- _Given task_: Each entry here needs to be set down again exactly, please; pictures are left out.

---------- Material shown ----------

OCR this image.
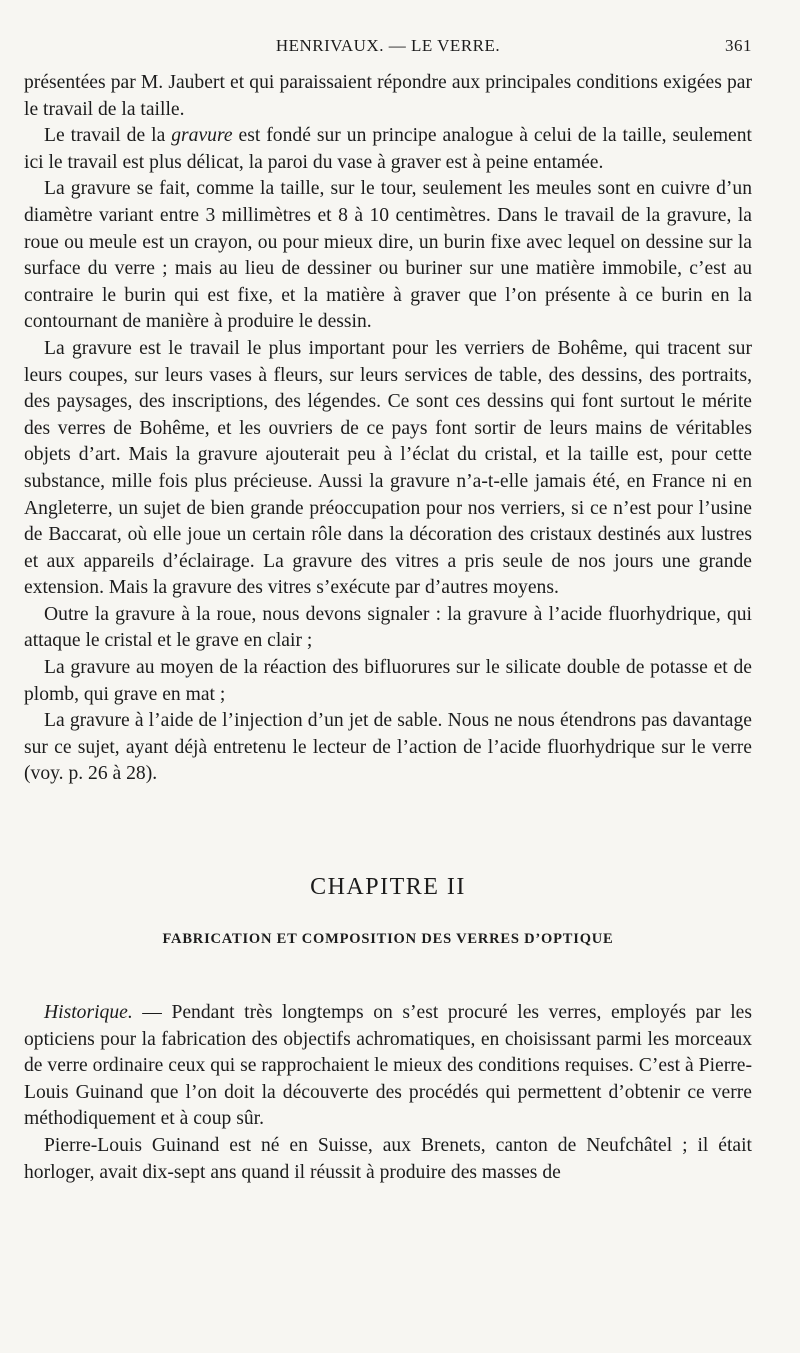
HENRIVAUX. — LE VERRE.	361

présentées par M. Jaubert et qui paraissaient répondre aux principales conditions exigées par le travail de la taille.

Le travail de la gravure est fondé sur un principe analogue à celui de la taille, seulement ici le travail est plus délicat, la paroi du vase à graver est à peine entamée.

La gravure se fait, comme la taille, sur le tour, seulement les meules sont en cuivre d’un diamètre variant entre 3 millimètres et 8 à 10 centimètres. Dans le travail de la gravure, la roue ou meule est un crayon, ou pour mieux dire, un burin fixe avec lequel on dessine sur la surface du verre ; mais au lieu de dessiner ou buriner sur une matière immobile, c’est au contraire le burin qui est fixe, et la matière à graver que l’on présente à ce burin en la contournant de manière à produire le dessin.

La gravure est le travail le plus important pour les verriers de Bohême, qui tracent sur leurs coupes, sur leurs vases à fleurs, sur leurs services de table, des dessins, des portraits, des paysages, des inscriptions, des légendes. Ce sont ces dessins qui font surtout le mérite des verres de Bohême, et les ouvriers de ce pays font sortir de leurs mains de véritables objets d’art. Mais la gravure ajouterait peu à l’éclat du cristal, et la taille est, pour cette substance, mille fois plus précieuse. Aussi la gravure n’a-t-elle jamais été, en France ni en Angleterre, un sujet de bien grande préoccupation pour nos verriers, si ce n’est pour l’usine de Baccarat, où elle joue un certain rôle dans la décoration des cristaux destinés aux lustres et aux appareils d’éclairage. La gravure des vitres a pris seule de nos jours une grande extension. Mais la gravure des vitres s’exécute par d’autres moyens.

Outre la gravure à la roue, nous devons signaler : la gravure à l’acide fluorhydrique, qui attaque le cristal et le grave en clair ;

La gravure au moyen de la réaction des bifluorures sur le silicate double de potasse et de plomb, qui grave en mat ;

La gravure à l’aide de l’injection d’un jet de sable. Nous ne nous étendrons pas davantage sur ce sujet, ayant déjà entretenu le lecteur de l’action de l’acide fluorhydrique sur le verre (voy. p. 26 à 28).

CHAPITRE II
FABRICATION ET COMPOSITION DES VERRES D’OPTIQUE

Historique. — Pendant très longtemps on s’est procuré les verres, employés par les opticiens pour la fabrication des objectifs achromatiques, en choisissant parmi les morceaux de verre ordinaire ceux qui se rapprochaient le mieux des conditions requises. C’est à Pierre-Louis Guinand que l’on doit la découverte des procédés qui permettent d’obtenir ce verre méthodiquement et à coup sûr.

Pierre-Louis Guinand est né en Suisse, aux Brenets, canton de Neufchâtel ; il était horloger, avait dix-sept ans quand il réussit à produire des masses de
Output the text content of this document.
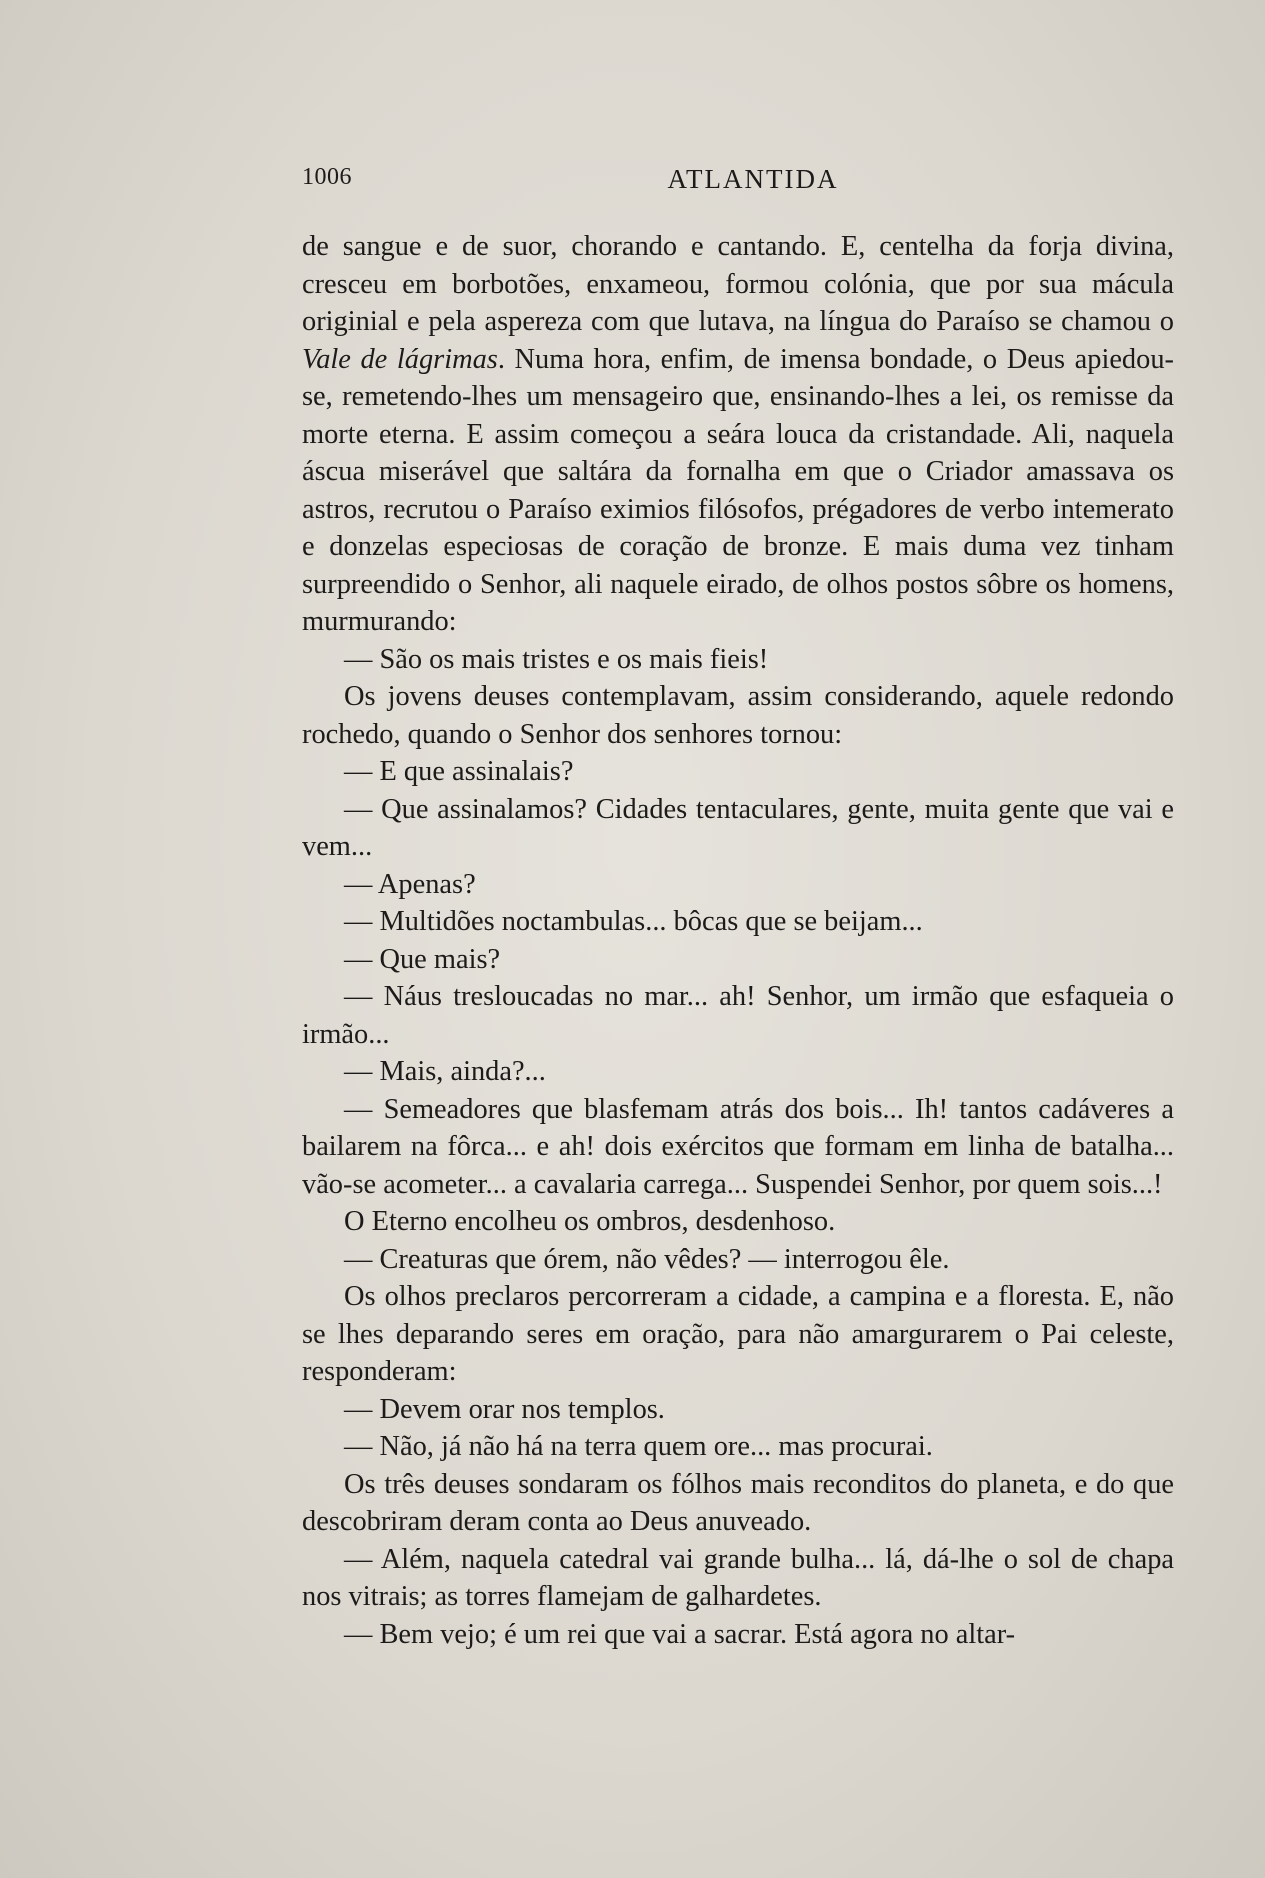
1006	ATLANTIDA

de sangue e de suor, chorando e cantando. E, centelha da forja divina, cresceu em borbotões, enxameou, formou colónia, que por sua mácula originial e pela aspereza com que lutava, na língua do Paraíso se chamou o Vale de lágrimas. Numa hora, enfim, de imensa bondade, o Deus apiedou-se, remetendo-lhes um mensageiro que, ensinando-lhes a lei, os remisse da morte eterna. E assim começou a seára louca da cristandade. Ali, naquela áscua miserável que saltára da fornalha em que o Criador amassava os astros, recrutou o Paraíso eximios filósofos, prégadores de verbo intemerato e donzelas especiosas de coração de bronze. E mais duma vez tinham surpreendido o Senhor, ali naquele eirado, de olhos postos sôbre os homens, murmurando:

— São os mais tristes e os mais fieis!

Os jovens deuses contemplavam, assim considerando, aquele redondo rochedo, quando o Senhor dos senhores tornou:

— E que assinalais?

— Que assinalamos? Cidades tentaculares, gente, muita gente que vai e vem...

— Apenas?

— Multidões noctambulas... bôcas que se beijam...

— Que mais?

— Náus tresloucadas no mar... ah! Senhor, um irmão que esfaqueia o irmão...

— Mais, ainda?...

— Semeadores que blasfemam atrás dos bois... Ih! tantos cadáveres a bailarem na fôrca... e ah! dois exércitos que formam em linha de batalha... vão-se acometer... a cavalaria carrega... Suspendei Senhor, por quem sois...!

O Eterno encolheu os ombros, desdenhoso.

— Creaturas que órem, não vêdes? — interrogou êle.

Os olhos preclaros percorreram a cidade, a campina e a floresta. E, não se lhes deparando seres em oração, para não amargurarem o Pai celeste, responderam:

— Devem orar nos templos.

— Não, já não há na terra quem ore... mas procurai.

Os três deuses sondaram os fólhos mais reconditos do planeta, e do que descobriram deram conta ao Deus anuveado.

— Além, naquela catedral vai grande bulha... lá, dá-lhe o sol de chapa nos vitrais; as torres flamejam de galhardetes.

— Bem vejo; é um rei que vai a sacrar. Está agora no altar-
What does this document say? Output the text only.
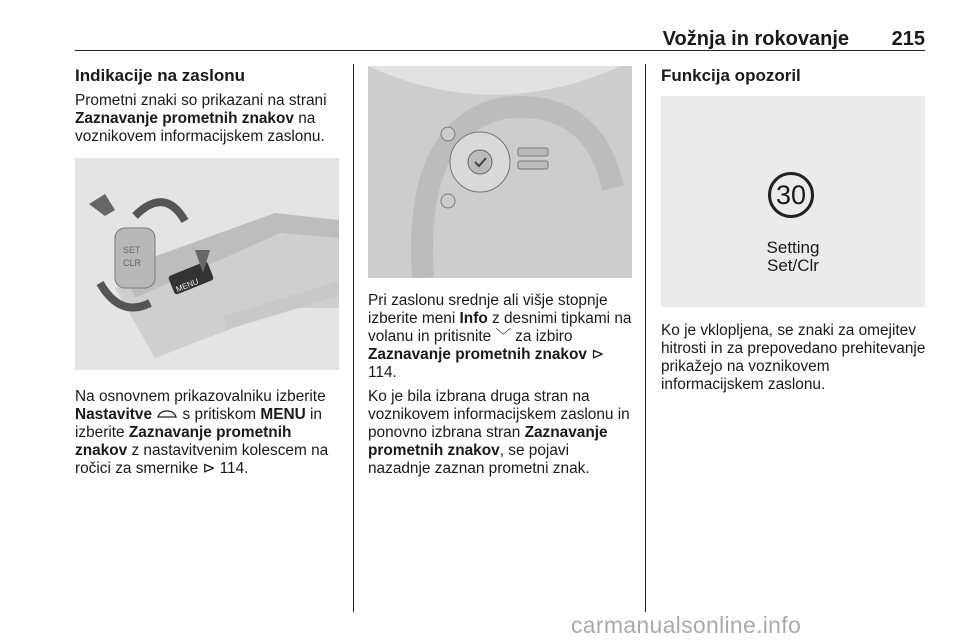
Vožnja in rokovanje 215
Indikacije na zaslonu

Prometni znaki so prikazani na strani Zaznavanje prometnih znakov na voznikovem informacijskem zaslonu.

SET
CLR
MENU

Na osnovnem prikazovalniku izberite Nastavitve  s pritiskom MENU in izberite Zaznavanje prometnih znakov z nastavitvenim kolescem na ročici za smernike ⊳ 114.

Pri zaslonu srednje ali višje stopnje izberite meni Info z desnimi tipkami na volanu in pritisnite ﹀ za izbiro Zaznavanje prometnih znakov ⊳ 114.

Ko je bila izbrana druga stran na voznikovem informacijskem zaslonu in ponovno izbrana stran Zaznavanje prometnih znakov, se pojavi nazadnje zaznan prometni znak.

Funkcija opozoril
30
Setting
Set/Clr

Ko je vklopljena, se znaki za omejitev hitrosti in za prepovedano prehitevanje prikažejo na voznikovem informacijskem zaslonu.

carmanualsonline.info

----------

- _Exercise answer_:
OCR this image.
HENRIVAUX. — LE VERRE.	361

présentées par M. Jaubert et qui paraissaient répondre aux principales conditions exigées par le travail de la taille.

Le travail de la gravure est fondé sur un principe analogue à celui de la taille, seulement ici le travail est plus délicat, la paroi du vase à graver est à peine entamée.

La gravure se fait, comme la taille, sur le tour, seulement les meules sont en cuivre d’un diamètre variant entre 3 millimètres et 8 à 10 centimètres. Dans le travail de la gravure, la roue ou meule est un crayon, ou pour mieux dire, un burin fixe avec lequel on dessine sur la surface du verre ; mais au lieu de dessiner ou buriner sur une matière immobile, c’est au contraire le burin qui est fixe, et la matière à graver que l’on présente à ce burin en la contournant de manière à produire le dessin.

La gravure est le travail le plus important pour les verriers de Bohême, qui tracent sur leurs coupes, sur leurs vases à fleurs, sur leurs services de table, des dessins, des portraits, des paysages, des inscriptions, des légendes. Ce sont ces dessins qui font surtout le mérite des verres de Bohême, et les ouvriers de ce pays font sortir de leurs mains de véritables objets d’art. Mais la gravure ajouterait peu à l’éclat du cristal, et la taille est, pour cette substance, mille fois plus précieuse. Aussi la gravure n’a-t-elle jamais été, en France ni en Angleterre, un sujet de bien grande préoccupation pour nos verriers, si ce n’est pour l’usine de Baccarat, où elle joue un certain rôle dans la décoration des cristaux destinés aux lustres et aux appareils d’éclairage. La gravure des vitres a pris seule de nos jours une grande extension. Mais la gravure des vitres s’exécute par d’autres moyens.

Outre la gravure à la roue, nous devons signaler : la gravure à l’acide fluorhydrique, qui attaque le cristal et le grave en clair ;

La gravure au moyen de la réaction des bifluorures sur le silicate double de potasse et de plomb, qui grave en mat ;

La gravure à l’aide de l’injection d’un jet de sable. Nous ne nous étendrons pas davantage sur ce sujet, ayant déjà entretenu le lecteur de l’action de l’acide fluorhydrique sur le verre (voy. p. 26 à 28).

CHAPITRE II
FABRICATION ET COMPOSITION DES VERRES D’OPTIQUE

Historique. — Pendant très longtemps on s’est procuré les verres, employés par les opticiens pour la fabrication des objectifs achromatiques, en choisissant parmi les morceaux de verre ordinaire ceux qui se rapprochaient le mieux des conditions requises. C’est à Pierre-Louis Guinand que l’on doit la découverte des procédés qui permettent d’obtenir ce verre méthodiquement et à coup sûr.

Pierre-Louis Guinand est né en Suisse, aux Brenets, canton de Neufchâtel ; il était horloger, avait dix-sept ans quand il réussit à produire des masses de
Output the text content of this document.
1006	ATLANTIDA

de sangue e de suor, chorando e cantando. E, centelha da forja divina, cresceu em borbotões, enxameou, formou colónia, que por sua mácula originial e pela aspereza com que lutava, na língua do Paraíso se chamou o Vale de lágrimas. Numa hora, enfim, de imensa bondade, o Deus apiedou-se, remetendo-lhes um mensageiro que, ensinando-lhes a lei, os remisse da morte eterna. E assim começou a seára louca da cristandade. Ali, naquela áscua miserável que saltára da fornalha em que o Criador amassava os astros, recrutou o Paraíso eximios filósofos, prégadores de verbo intemerato e donzelas especiosas de coração de bronze. E mais duma vez tinham surpreendido o Senhor, ali naquele eirado, de olhos postos sôbre os homens, murmurando:

— São os mais tristes e os mais fieis!

Os jovens deuses contemplavam, assim considerando, aquele redondo rochedo, quando o Senhor dos senhores tornou:

— E que assinalais?

— Que assinalamos? Cidades tentaculares, gente, muita gente que vai e vem...

— Apenas?

— Multidões noctambulas... bôcas que se beijam...

— Que mais?

— Náus tresloucadas no mar... ah! Senhor, um irmão que esfaqueia o irmão...

— Mais, ainda?...

— Semeadores que blasfemam atrás dos bois... Ih! tantos cadáveres a bailarem na fôrca... e ah! dois exércitos que formam em linha de batalha... vão-se acometer... a cavalaria carrega... Suspendei Senhor, por quem sois...!

O Eterno encolheu os ombros, desdenhoso.

— Creaturas que órem, não vêdes? — interrogou êle.

Os olhos preclaros percorreram a cidade, a campina e a floresta. E, não se lhes deparando seres em oração, para não amargurarem o Pai celeste, responderam:

— Devem orar nos templos.

— Não, já não há na terra quem ore... mas procurai.

Os três deuses sondaram os fólhos mais reconditos do planeta, e do que descobriram deram conta ao Deus anuveado.

— Além, naquela catedral vai grande bulha... lá, dá-lhe o sol de chapa nos vitrais; as torres flamejam de galhardetes.

— Bem vejo; é um rei que vai a sacrar. Está agora no altar-
What does this document say? Output the text only.
Vožnja in rokovanje 215
Indikacije na zaslonu

Prometni znaki so prikazani na strani Zaznavanje prometnih znakov na voznikovem informacijskem zaslonu.

SET
CLR
MENU

Na osnovnem prikazovalniku izberite Nastavitve  s pritiskom MENU in izberite Zaznavanje prometnih znakov z nastavitvenim kolescem na ročici za smernike ⊳ 114.

Pri zaslonu srednje ali višje stopnje izberite meni Info z desnimi tipkami na volanu in pritisnite ﹀ za izbiro Zaznavanje prometnih znakov ⊳ 114.

Ko je bila izbrana druga stran na voznikovem informacijskem zaslonu in ponovno izbrana stran Zaznavanje prometnih znakov, se pojavi nazadnje zaznan prometni znak.

Funkcija opozoril
30
Setting
Set/Clr

Ko je vklopljena, se znaki za omejitev hitrosti in za prepovedano prehitevanje prikažejo na voznikovem informacijskem zaslonu.

carmanualsonline.info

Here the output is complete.